# START OF Provided entries
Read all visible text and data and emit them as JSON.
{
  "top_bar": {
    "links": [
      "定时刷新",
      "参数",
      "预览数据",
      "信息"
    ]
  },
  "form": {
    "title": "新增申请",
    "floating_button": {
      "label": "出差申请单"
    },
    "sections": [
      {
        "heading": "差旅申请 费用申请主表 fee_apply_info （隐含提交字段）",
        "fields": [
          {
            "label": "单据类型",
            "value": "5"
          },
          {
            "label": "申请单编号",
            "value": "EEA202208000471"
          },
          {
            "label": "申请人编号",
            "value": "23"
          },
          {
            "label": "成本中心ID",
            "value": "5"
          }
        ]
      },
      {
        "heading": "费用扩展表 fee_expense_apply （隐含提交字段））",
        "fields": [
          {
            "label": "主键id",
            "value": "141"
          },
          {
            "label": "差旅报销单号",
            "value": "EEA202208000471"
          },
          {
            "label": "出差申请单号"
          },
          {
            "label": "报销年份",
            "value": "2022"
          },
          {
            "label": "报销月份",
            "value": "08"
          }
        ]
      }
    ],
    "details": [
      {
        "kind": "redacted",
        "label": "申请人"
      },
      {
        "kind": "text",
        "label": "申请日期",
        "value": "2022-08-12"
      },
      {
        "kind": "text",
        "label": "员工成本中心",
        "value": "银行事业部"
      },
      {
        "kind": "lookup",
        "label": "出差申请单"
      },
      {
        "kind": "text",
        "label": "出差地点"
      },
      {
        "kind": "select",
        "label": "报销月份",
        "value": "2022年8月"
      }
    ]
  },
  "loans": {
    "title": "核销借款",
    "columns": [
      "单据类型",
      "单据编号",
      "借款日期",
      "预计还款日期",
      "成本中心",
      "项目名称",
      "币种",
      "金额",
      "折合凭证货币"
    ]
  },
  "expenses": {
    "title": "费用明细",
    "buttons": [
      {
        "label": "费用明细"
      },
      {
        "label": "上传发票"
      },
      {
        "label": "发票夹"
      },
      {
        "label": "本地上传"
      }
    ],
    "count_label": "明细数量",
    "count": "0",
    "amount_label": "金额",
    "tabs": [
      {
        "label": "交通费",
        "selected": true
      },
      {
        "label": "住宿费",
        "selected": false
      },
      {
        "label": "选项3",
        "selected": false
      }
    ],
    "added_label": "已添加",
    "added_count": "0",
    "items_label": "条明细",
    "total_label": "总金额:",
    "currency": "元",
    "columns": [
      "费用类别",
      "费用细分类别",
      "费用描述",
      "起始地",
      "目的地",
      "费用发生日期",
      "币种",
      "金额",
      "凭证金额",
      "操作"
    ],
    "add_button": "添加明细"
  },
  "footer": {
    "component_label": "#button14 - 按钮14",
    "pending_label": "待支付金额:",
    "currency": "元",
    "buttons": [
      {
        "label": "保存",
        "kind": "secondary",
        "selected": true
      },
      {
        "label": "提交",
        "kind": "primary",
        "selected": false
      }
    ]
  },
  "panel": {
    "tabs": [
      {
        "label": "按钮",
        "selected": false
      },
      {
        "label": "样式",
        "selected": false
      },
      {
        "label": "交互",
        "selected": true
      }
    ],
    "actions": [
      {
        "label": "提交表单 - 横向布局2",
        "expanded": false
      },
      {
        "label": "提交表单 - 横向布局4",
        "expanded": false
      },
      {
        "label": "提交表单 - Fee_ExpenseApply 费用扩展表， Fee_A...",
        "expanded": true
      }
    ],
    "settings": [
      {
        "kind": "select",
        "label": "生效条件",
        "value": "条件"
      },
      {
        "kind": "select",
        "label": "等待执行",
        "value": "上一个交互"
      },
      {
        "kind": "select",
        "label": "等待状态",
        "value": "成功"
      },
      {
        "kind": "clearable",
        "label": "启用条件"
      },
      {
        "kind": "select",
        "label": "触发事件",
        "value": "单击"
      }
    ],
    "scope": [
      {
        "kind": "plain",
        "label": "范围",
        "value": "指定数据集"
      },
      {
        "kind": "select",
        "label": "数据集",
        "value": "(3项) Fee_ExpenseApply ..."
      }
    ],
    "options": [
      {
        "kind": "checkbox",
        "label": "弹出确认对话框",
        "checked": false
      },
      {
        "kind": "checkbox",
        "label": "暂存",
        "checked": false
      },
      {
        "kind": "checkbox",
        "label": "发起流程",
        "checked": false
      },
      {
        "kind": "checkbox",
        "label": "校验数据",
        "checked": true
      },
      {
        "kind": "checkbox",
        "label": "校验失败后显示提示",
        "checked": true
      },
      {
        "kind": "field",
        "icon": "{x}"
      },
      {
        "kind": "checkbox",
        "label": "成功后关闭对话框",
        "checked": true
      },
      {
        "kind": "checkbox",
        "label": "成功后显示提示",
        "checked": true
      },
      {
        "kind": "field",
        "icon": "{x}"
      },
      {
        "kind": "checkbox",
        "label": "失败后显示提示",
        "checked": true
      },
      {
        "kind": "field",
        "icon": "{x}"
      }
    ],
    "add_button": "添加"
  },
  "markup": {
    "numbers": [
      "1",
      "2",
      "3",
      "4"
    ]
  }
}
# END OF Provided entries
Identify every line holding the word "隐含提交字段" and copy it out.

▶ Solved exercise:
        "heading": "差旅申请 费用申请主表 fee_apply_info （隐含提交字段）",
        "heading": "费用扩展表 fee_expense_apply （隐含提交字段））",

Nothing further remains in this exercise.